Data entries for graphics:
____________________
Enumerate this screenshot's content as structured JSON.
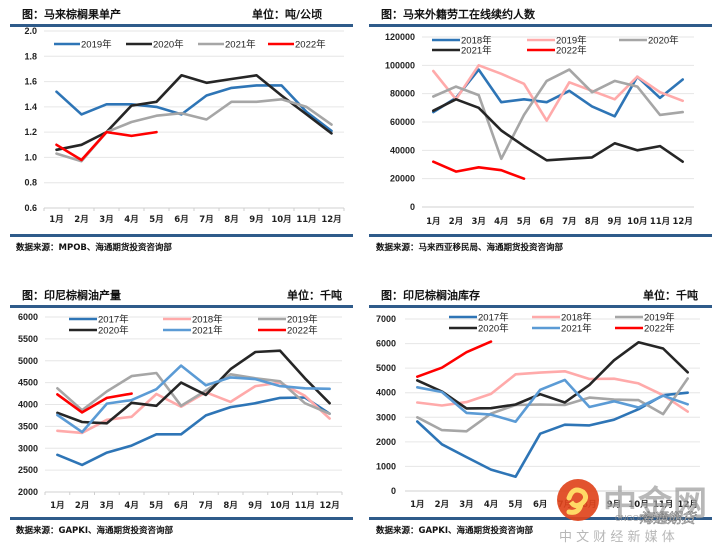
{
  "panels": [
    {
      "title": "图：马来棕榈果单产",
      "unit": "单位：吨/公顷",
      "source": "数据来源：MPOB、海通期货投资咨询部"
    },
    {
      "title": "图：马来外籍劳工在线续约人数",
      "unit": "",
      "source": "数据来源：马来西亚移民局、海通期货投资咨询部"
    },
    {
      "title": "图：印尼棕榈油产量",
      "unit": "单位：千吨",
      "source": "数据来源：GAPKI、海通期货投资咨询部"
    },
    {
      "title": "图：印尼棕榈油库存",
      "unit": "单位：千吨",
      "source": "数据来源：GAPKI、海通期货投资咨询部"
    }
  ],
  "watermark": {
    "brand": "中金网",
    "domain": "CNGOLD.COM.CN",
    "tagline": "中 文 财 经 新 媒 体",
    "overlay": "海通期货",
    "logo_color": "#e0441c"
  },
  "chart_data": [
    {
      "type": "line",
      "title": "图：马来棕榈果单产",
      "unit": "单位：吨/公顷",
      "categories": [
        "1月",
        "2月",
        "3月",
        "4月",
        "5月",
        "6月",
        "7月",
        "8月",
        "9月",
        "10月",
        "11月",
        "12月"
      ],
      "ylim": [
        0.6,
        2.0
      ],
      "yticks": [
        "0.6",
        "0.8",
        "1.0",
        "1.2",
        "1.4",
        "1.6",
        "1.8",
        "2.0"
      ],
      "ytick_values": [
        0.6,
        0.8,
        1.0,
        1.2,
        1.4,
        1.6,
        1.8,
        2.0
      ],
      "grid": true,
      "legend": "top",
      "series": [
        {
          "name": "2019年",
          "color": "#2e75b6",
          "values": [
            1.52,
            1.34,
            1.42,
            1.42,
            1.4,
            1.34,
            1.49,
            1.55,
            1.57,
            1.57,
            1.36,
            1.21
          ]
        },
        {
          "name": "2020年",
          "color": "#262626",
          "values": [
            1.06,
            1.1,
            1.2,
            1.41,
            1.44,
            1.65,
            1.59,
            1.62,
            1.65,
            1.49,
            1.34,
            1.19
          ]
        },
        {
          "name": "2021年",
          "color": "#a6a6a6",
          "values": [
            1.03,
            0.97,
            1.2,
            1.28,
            1.33,
            1.35,
            1.3,
            1.44,
            1.44,
            1.46,
            1.4,
            1.26
          ]
        },
        {
          "name": "2022年",
          "color": "#ff0000",
          "values": [
            1.1,
            0.98,
            1.2,
            1.17,
            1.2
          ]
        }
      ]
    },
    {
      "type": "line",
      "title": "图：马来外籍劳工在线续约人数",
      "categories": [
        "1月",
        "2月",
        "3月",
        "4月",
        "5月",
        "6月",
        "7月",
        "8月",
        "9月",
        "10月",
        "11月",
        "12月"
      ],
      "ylim": [
        0,
        120000
      ],
      "yticks": [
        "0",
        "20000",
        "40000",
        "60000",
        "80000",
        "100000",
        "120000"
      ],
      "ytick_values": [
        0,
        20000,
        40000,
        60000,
        80000,
        100000,
        120000
      ],
      "grid": true,
      "legend": "top",
      "series": [
        {
          "name": "2018年",
          "color": "#2e75b6",
          "values": [
            67000,
            77000,
            97000,
            74000,
            76000,
            74000,
            82000,
            71000,
            64000,
            92000,
            77000,
            90000
          ]
        },
        {
          "name": "2019年",
          "color": "#ffaaaa",
          "values": [
            96000,
            76000,
            100000,
            94000,
            87000,
            61000,
            88000,
            82000,
            76000,
            92000,
            81000,
            75000
          ]
        },
        {
          "name": "2020年",
          "color": "#a6a6a6",
          "values": [
            78000,
            85000,
            79000,
            34000,
            65000,
            89000,
            97000,
            81000,
            89000,
            85000,
            65000,
            67000
          ]
        },
        {
          "name": "2021年",
          "color": "#262626",
          "values": [
            68000,
            76000,
            70000,
            54000,
            43000,
            33000,
            34000,
            35000,
            45000,
            40000,
            43000,
            32000
          ]
        },
        {
          "name": "2022年",
          "color": "#ff0000",
          "values": [
            32000,
            25000,
            28000,
            26000,
            20000
          ]
        }
      ]
    },
    {
      "type": "line",
      "title": "图：印尼棕榈油产量",
      "unit": "单位：千吨",
      "categories": [
        "1月",
        "2月",
        "3月",
        "4月",
        "5月",
        "6月",
        "7月",
        "8月",
        "9月",
        "10月",
        "11月",
        "12月"
      ],
      "ylim": [
        2000,
        6000
      ],
      "yticks": [
        "2000",
        "2500",
        "3000",
        "3500",
        "4000",
        "4500",
        "5000",
        "5500",
        "6000"
      ],
      "ytick_values": [
        2000,
        2500,
        3000,
        3500,
        4000,
        4500,
        5000,
        5500,
        6000
      ],
      "grid": true,
      "legend": "top",
      "series": [
        {
          "name": "2017年",
          "color": "#2e75b6",
          "values": [
            2850,
            2620,
            2900,
            3060,
            3320,
            3320,
            3750,
            3940,
            4030,
            4150,
            4160,
            3790
          ]
        },
        {
          "name": "2018年",
          "color": "#ffaaaa",
          "values": [
            3400,
            3350,
            3650,
            3720,
            4240,
            3950,
            4280,
            4060,
            4420,
            4500,
            4200,
            3680
          ]
        },
        {
          "name": "2019年",
          "color": "#a6a6a6",
          "values": [
            4370,
            3870,
            4300,
            4650,
            4720,
            3970,
            4320,
            4690,
            4600,
            4530,
            4030,
            3790
          ]
        },
        {
          "name": "2020年",
          "color": "#262626",
          "values": [
            3810,
            3600,
            3570,
            4040,
            3970,
            4500,
            4220,
            4810,
            5200,
            5230,
            4600,
            4030
          ]
        },
        {
          "name": "2021年",
          "color": "#5b9bd5",
          "values": [
            3760,
            3370,
            4020,
            4100,
            4350,
            4890,
            4440,
            4620,
            4580,
            4420,
            4370,
            4360
          ]
        },
        {
          "name": "2022年",
          "color": "#ff0000",
          "values": [
            4230,
            3820,
            4150,
            4250
          ]
        }
      ]
    },
    {
      "type": "line",
      "title": "图：印尼棕榈油库存",
      "unit": "单位：千吨",
      "categories": [
        "1月",
        "2月",
        "3月",
        "4月",
        "5月",
        "6月",
        "7月",
        "8月",
        "9月",
        "10月",
        "11月",
        "12月"
      ],
      "ylim": [
        0,
        7000
      ],
      "yticks": [
        "0",
        "1000",
        "2000",
        "3000",
        "4000",
        "5000",
        "6000",
        "7000"
      ],
      "ytick_values": [
        0,
        1000,
        2000,
        3000,
        4000,
        5000,
        6000,
        7000
      ],
      "grid": true,
      "legend": "top",
      "series": [
        {
          "name": "2017年",
          "color": "#2e75b6",
          "values": [
            2830,
            1900,
            1380,
            870,
            580,
            2330,
            2700,
            2670,
            2900,
            3330,
            3900,
            4000
          ]
        },
        {
          "name": "2018年",
          "color": "#ffaaaa",
          "values": [
            3600,
            3480,
            3620,
            3950,
            4750,
            4820,
            4870,
            4560,
            4570,
            4380,
            3900,
            3230
          ]
        },
        {
          "name": "2019年",
          "color": "#a6a6a6",
          "values": [
            3000,
            2480,
            2430,
            3150,
            3500,
            3520,
            3500,
            3800,
            3720,
            3700,
            3130,
            4580
          ]
        },
        {
          "name": "2020年",
          "color": "#262626",
          "values": [
            4500,
            4050,
            3360,
            3370,
            3520,
            3940,
            3600,
            4320,
            5320,
            6050,
            5800,
            4830
          ]
        },
        {
          "name": "2021年",
          "color": "#5b9bd5",
          "values": [
            4220,
            4030,
            3180,
            3110,
            2820,
            4120,
            4520,
            3420,
            3650,
            3400,
            3880,
            3530
          ]
        },
        {
          "name": "2022年",
          "color": "#ff0000",
          "values": [
            4650,
            5020,
            5650,
            6080
          ]
        }
      ]
    }
  ]
}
____________________
WHAT IS BEING ASKED: Filter the records for lines holding the string "海通期货投资咨询部". Copy each one.

TASK RESULT:
      "source": "数据来源：MPOB、海通期货投资咨询部"
      "source": "数据来源：马来西亚移民局、海通期货投资咨询部"
      "source": "数据来源：GAPKI、海通期货投资咨询部"
      "source": "数据来源：GAPKI、海通期货投资咨询部"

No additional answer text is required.